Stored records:

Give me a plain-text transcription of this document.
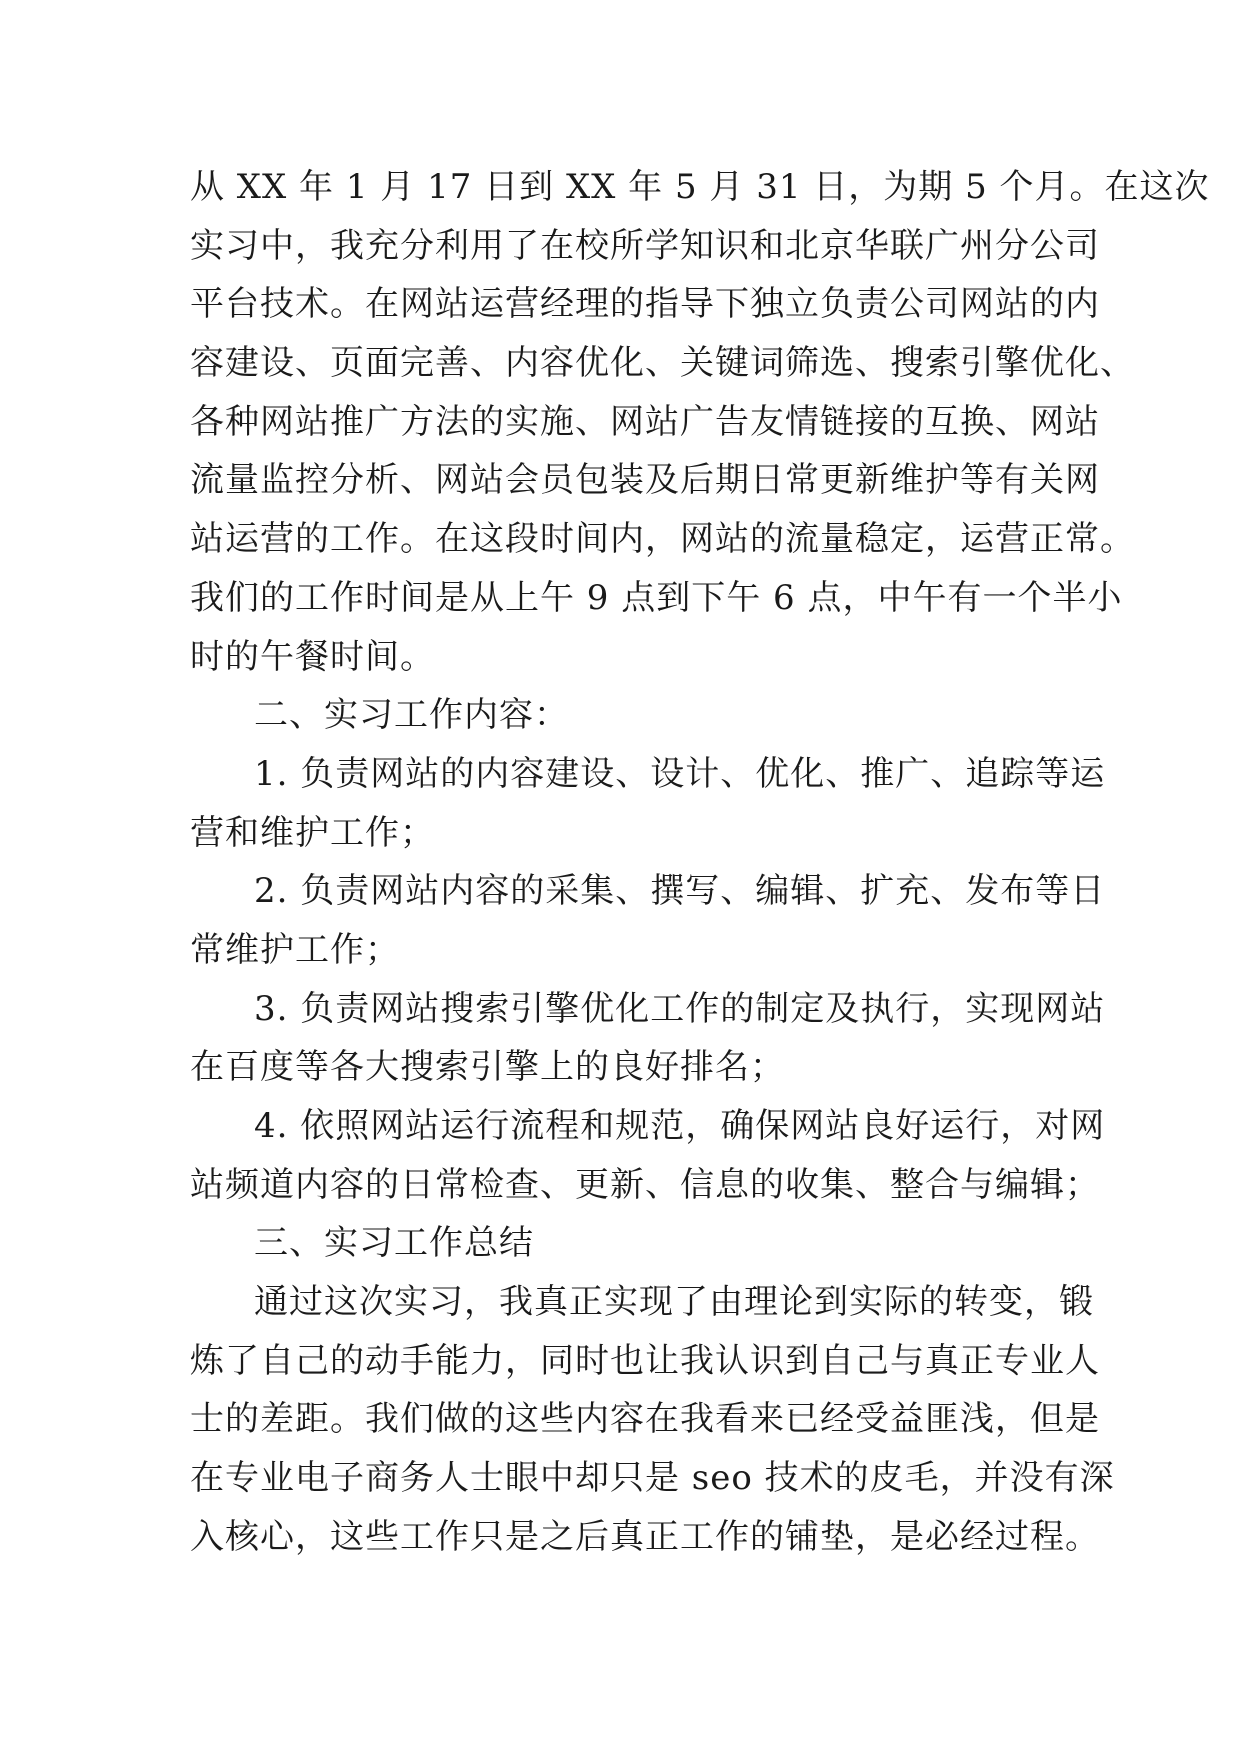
从 XX 年 1 月 17 日到 XX 年 5 月 31 日，为期 5 个月。在这次
实习中，我充分利用了在校所学知识和北京华联广州分公司
平台技术。在网站运营经理的指导下独立负责公司网站的内
容建设、页面完善、内容优化、关键词筛选、搜索引擎优化、
各种网站推广方法的实施、网站广告友情链接的互换、网站
流量监控分析、网站会员包装及后期日常更新维护等有关网
站运营的工作。在这段时间内，网站的流量稳定，运营正常。
我们的工作时间是从上午 9 点到下午 6 点，中午有一个半小
时的午餐时间。
二、实习工作内容：
1. 负责网站的内容建设、设计、优化、推广、追踪等运
营和维护工作；
2. 负责网站内容的采集、撰写、编辑、扩充、发布等日
常维护工作；
3. 负责网站搜索引擎优化工作的制定及执行，实现网站
在百度等各大搜索引擎上的良好排名；
4. 依照网站运行流程和规范，确保网站良好运行，对网
站频道内容的日常检查、更新、信息的收集、整合与编辑；
三、实习工作总结
通过这次实习，我真正实现了由理论到实际的转变，锻
炼了自己的动手能力，同时也让我认识到自己与真正专业人
士的差距。我们做的这些内容在我看来已经受益匪浅，但是
在专业电子商务人士眼中却只是 seo 技术的皮毛，并没有深
入核心，这些工作只是之后真正工作的铺垫，是必经过程。
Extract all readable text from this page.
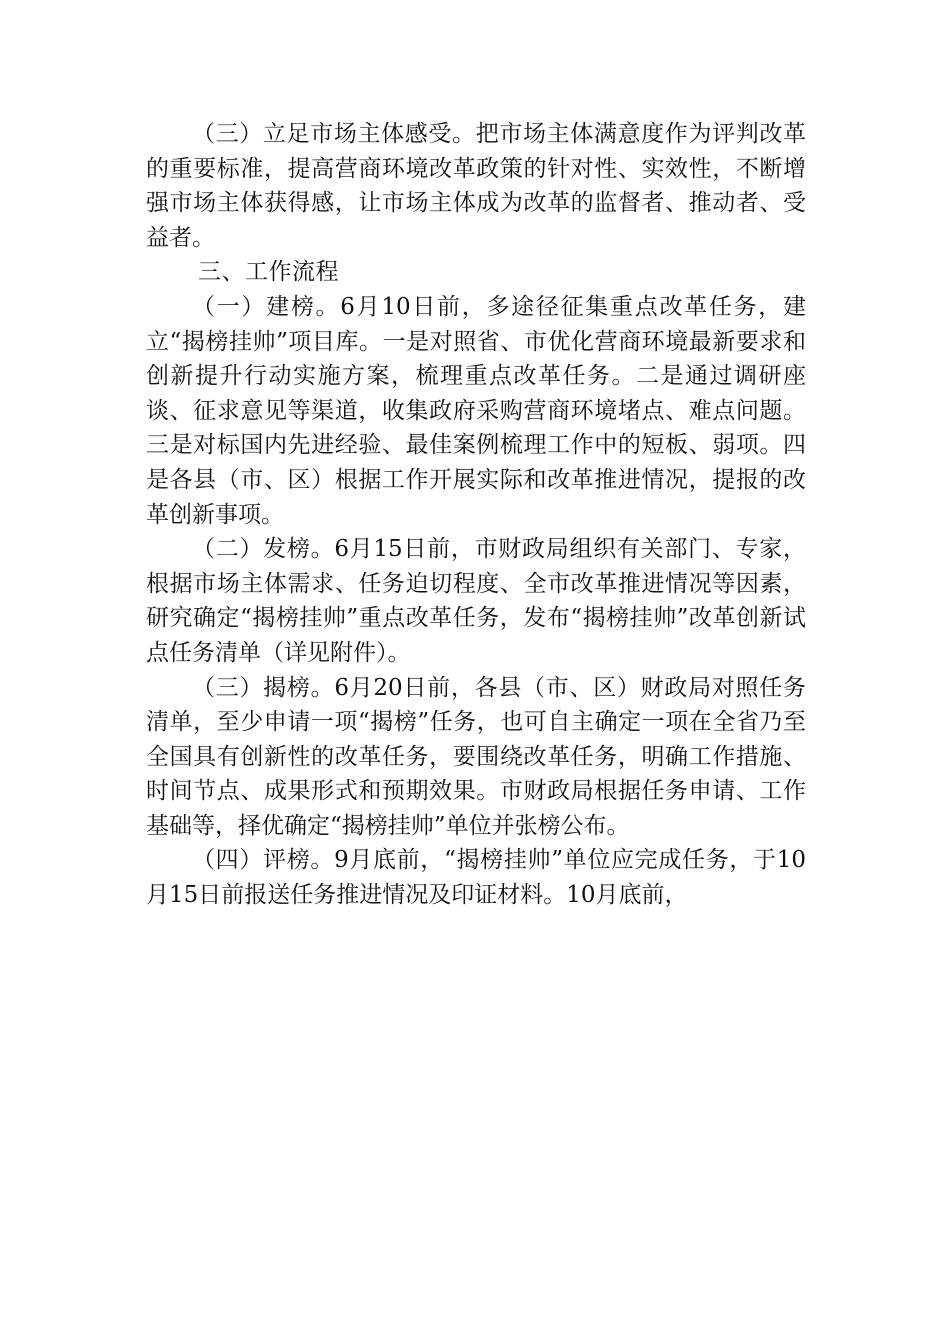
（三）立足市场主体感受。把市场主体满意度作为评判改革的重要标准，提高营商环境改革政策的针对性、实效性，不断增强市场主体获得感，让市场主体成为改革的监督者、推动者、受益者。

三、工作流程

（一）建榜。6月10日前，多途径征集重点改革任务，建立“揭榜挂帅”项目库。一是对照省、市优化营商环境最新要求和创新提升行动实施方案，梳理重点改革任务。二是通过调研座谈、征求意见等渠道，收集政府采购营商环境堵点、难点问题。三是对标国内先进经验、最佳案例梳理工作中的短板、弱项。四是各县（市、区）根据工作开展实际和改革推进情况，提报的改革创新事项。

（二）发榜。6月15日前，市财政局组织有关部门、专家，根据市场主体需求、任务迫切程度、全市改革推进情况等因素，研究确定“揭榜挂帅”重点改革任务，发布“揭榜挂帅”改革创新试点任务清单（详见附件）。

（三）揭榜。6月20日前，各县（市、区）财政局对照任务清单，至少申请一项“揭榜”任务，也可自主确定一项在全省乃至全国具有创新性的改革任务，要围绕改革任务，明确工作措施、时间节点、成果形式和预期效果。市财政局根据任务申请、工作基础等，择优确定“揭榜挂帅”单位并张榜公布。

（四）评榜。9月底前，“揭榜挂帅”单位应完成任务，于10月15日前报送任务推进情况及印证材料。10月底前，
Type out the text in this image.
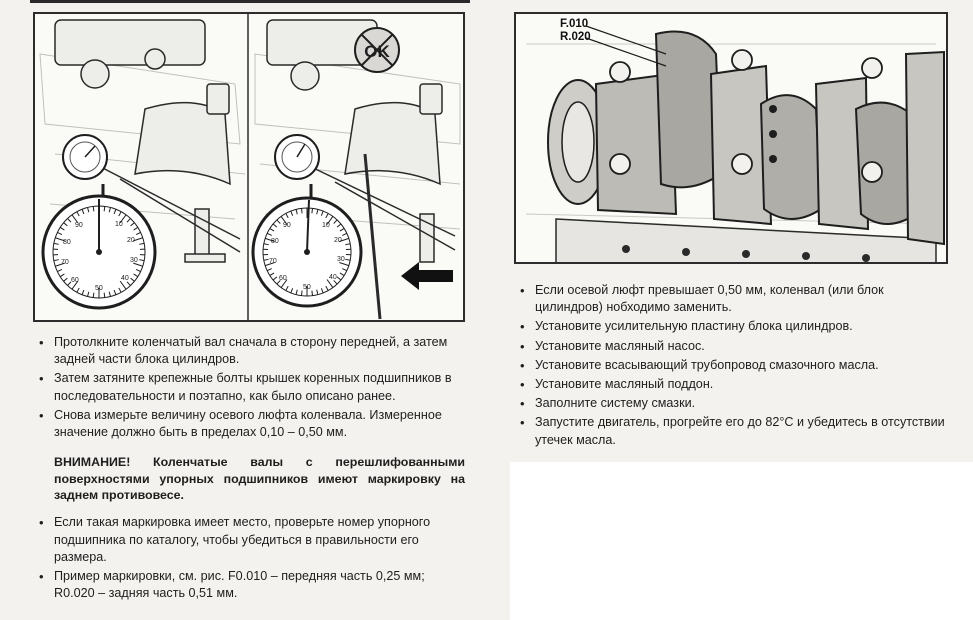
10
20
30
40
50
60
70
80
90
OK
10
20
30
40
50
60
70
80
90
F.010
R.020
• Протолкните коленчатый вал сначала в сторону передней, а затем задней части блока цилиндров.
• Затем затяните крепежные болты крышек коренных подшипников в последовательности и поэтапно, как было описано ранее.
• Снова измерьте величину осевого люфта коленвала. Измеренное значение должно быть в пределах 0,10 – 0,50 мм.
ВНИМАНИЕ! Коленчатые валы с перешлифованными поверхностями упорных подшипников имеют маркировку на заднем противовесе.
• Если такая маркировка имеет место, проверьте номер упорного подшипника по каталогу, чтобы убедиться в правильности его размера.
• Пример маркировки, см. рис. F0.010 – передняя часть 0,25 мм; R0.020 – задняя часть 0,51 мм.
• Если осевой люфт превышает 0,50 мм, коленвал (или блок цилиндров) нобходимо заменить.
• Установите усилительную пластину блока цилиндров.
• Установите масляный насос.
• Установите всасывающий трубопровод смазочного масла.
• Установите масляный поддон.
• Заполните систему смазки.
• Запустите двигатель, прогрейте его до 82°C и убедитесь в отсутствии утечек масла.
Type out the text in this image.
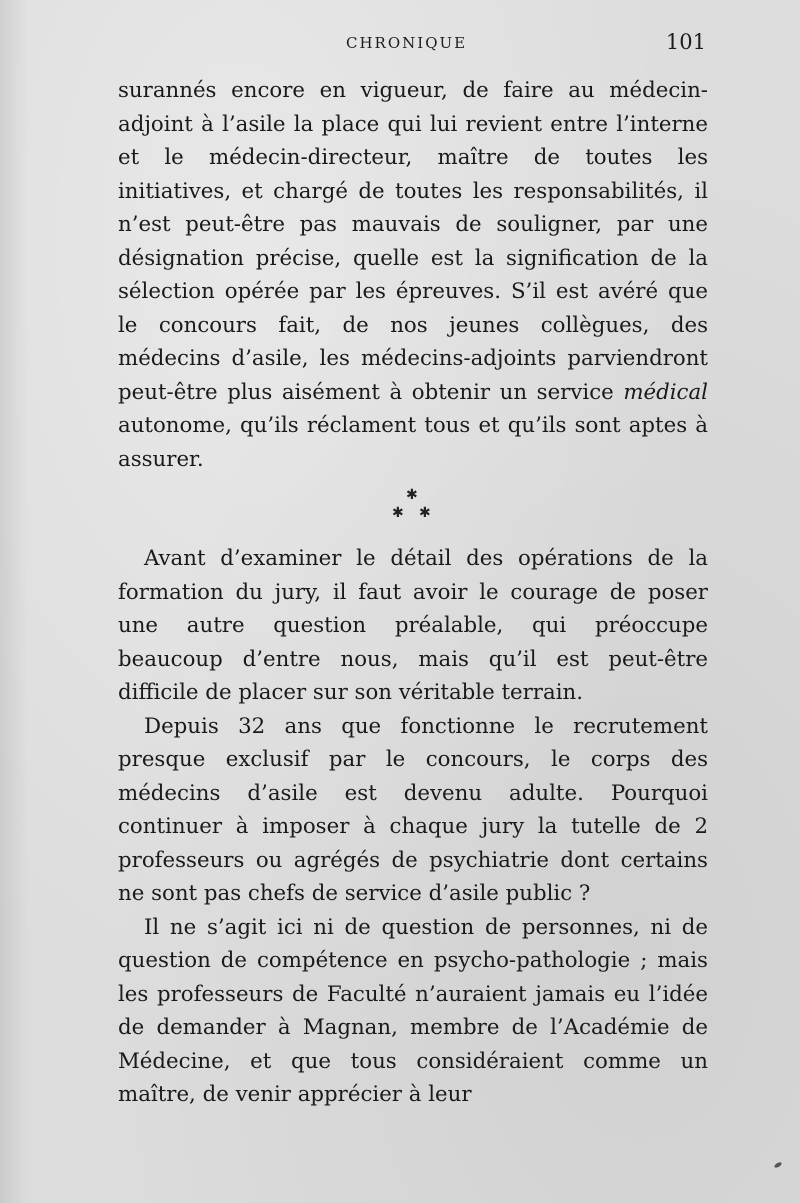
CHRONIQUE	101

surannés encore en vigueur, de faire au médecin-adjoint à l’asile la place qui lui revient entre l’interne et le médecin-directeur, maître de toutes les initiatives, et chargé de toutes les responsabilités, il n’est peut-être pas mauvais de souligner, par une désignation précise, quelle est la signification de la sélection opérée par les épreuves. S’il est avéré que le concours fait, de nos jeunes collègues, des médecins d’asile, les médecins-adjoints parviendront peut-être plus aisément à obtenir un service médical autonome, qu’ils réclament tous et qu’ils sont aptes à assurer.

✱
✱ ✱

Avant d’examiner le détail des opérations de la formation du jury, il faut avoir le courage de poser une autre question préalable, qui préoccupe beaucoup d’entre nous, mais qu’il est peut-être difficile de placer sur son véritable terrain.

Depuis 32 ans que fonctionne le recrutement presque exclusif par le concours, le corps des médecins d’asile est devenu adulte. Pourquoi continuer à imposer à chaque jury la tutelle de 2 professeurs ou agrégés de psychiatrie dont certains ne sont pas chefs de service d’asile public ?

Il ne s’agit ici ni de question de personnes, ni de question de compétence en psycho-pathologie ; mais les professeurs de Faculté n’auraient jamais eu l’idée de demander à Magnan, membre de l’Académie de Médecine, et que tous considéraient comme un maître, de venir apprécier à leur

▶ [Exercise directions] Write out every line above exactly as it is, leaving out the pictures.

▶ [Worked solution]
Give me a plain-text transcription of this document.
从 XX 年 1 月 17 日到 XX 年 5 月 31 日，为期 5 个月。在这次
实习中，我充分利用了在校所学知识和北京华联广州分公司
平台技术。在网站运营经理的指导下独立负责公司网站的内
容建设、页面完善、内容优化、关键词筛选、搜索引擎优化、
各种网站推广方法的实施、网站广告友情链接的互换、网站
流量监控分析、网站会员包装及后期日常更新维护等有关网
站运营的工作。在这段时间内，网站的流量稳定，运营正常。
我们的工作时间是从上午 9 点到下午 6 点，中午有一个半小
时的午餐时间。
二、实习工作内容：
1. 负责网站的内容建设、设计、优化、推广、追踪等运
营和维护工作；
2. 负责网站内容的采集、撰写、编辑、扩充、发布等日
常维护工作；
3. 负责网站搜索引擎优化工作的制定及执行，实现网站
在百度等各大搜索引擎上的良好排名；
4. 依照网站运行流程和规范，确保网站良好运行，对网
站频道内容的日常检查、更新、信息的收集、整合与编辑；
三、实习工作总结
通过这次实习，我真正实现了由理论到实际的转变，锻
炼了自己的动手能力，同时也让我认识到自己与真正专业人
士的差距。我们做的这些内容在我看来已经受益匪浅，但是
在专业电子商务人士眼中却只是 seo 技术的皮毛，并没有深
入核心，这些工作只是之后真正工作的铺垫，是必经过程。
Extract all readable text from this page.
（三）立足市场主体感受。把市场主体满意度作为评判改革的重要标准，提高营商环境改革政策的针对性、实效性，不断增强市场主体获得感，让市场主体成为改革的监督者、推动者、受益者。

三、工作流程

（一）建榜。6月10日前，多途径征集重点改革任务，建立“揭榜挂帅”项目库。一是对照省、市优化营商环境最新要求和创新提升行动实施方案，梳理重点改革任务。二是通过调研座谈、征求意见等渠道，收集政府采购营商环境堵点、难点问题。三是对标国内先进经验、最佳案例梳理工作中的短板、弱项。四是各县（市、区）根据工作开展实际和改革推进情况，提报的改革创新事项。

（二）发榜。6月15日前，市财政局组织有关部门、专家，根据市场主体需求、任务迫切程度、全市改革推进情况等因素，研究确定“揭榜挂帅”重点改革任务，发布“揭榜挂帅”改革创新试点任务清单（详见附件）。

（三）揭榜。6月20日前，各县（市、区）财政局对照任务清单，至少申请一项“揭榜”任务，也可自主确定一项在全省乃至全国具有创新性的改革任务，要围绕改革任务，明确工作措施、时间节点、成果形式和预期效果。市财政局根据任务申请、工作基础等，择优确定“揭榜挂帅”单位并张榜公布。

（四）评榜。9月底前，“揭榜挂帅”单位应完成任务，于10月15日前报送任务推进情况及印证材料。10月底前，
Type out the text in this image.
10
20
30
40
50
60
70
80
90
OK
10
20
30
40
50
60
70
80
90
F.010
R.020
• Протолкните коленчатый вал сначала в сторону передней, а затем задней части блока цилиндров.
• Затем затяните крепежные болты крышек коренных подшипников в последовательности и поэтапно, как было описано ранее.
• Снова измерьте величину осевого люфта коленвала. Измеренное значение должно быть в пределах 0,10 – 0,50 мм.
ВНИМАНИЕ! Коленчатые валы с перешлифованными поверхностями упорных подшипников имеют маркировку на заднем противовесе.
• Если такая маркировка имеет место, проверьте номер упорного подшипника по каталогу, чтобы убедиться в правильности его размера.
• Пример маркировки, см. рис. F0.010 – передняя часть 0,25 мм; R0.020 – задняя часть 0,51 мм.
• Если осевой люфт превышает 0,50 мм, коленвал (или блок цилиндров) нобходимо заменить.
• Установите усилительную пластину блока цилиндров.
• Установите масляный насос.
• Установите всасывающий трубопровод смазочного масла.
• Установите масляный поддон.
• Заполните систему смазки.
• Запустите двигатель, прогрейте его до 82°C и убедитесь в отсутствии утечек масла.
Type out the text in this image.
CHRONIQUE	101

surannés encore en vigueur, de faire au médecin-adjoint à l’asile la place qui lui revient entre l’interne et le médecin-directeur, maître de toutes les initiatives, et chargé de toutes les responsabilités, il n’est peut-être pas mauvais de souligner, par une désignation précise, quelle est la signification de la sélection opérée par les épreuves. S’il est avéré que le concours fait, de nos jeunes collègues, des médecins d’asile, les médecins-adjoints parviendront peut-être plus aisément à obtenir un service médical autonome, qu’ils réclament tous et qu’ils sont aptes à assurer.

✱
✱ ✱

Avant d’examiner le détail des opérations de la formation du jury, il faut avoir le courage de poser une autre question préalable, qui préoccupe beaucoup d’entre nous, mais qu’il est peut-être difficile de placer sur son véritable terrain.

Depuis 32 ans que fonctionne le recrutement presque exclusif par le concours, le corps des médecins d’asile est devenu adulte. Pourquoi continuer à imposer à chaque jury la tutelle de 2 professeurs ou agrégés de psychiatrie dont certains ne sont pas chefs de service d’asile public ?

Il ne s’agit ici ni de question de personnes, ni de question de compétence en psycho-pathologie ; mais les professeurs de Faculté n’auraient jamais eu l’idée de demander à Magnan, membre de l’Académie de Médecine, et que tous considéraient comme un maître, de venir apprécier à leur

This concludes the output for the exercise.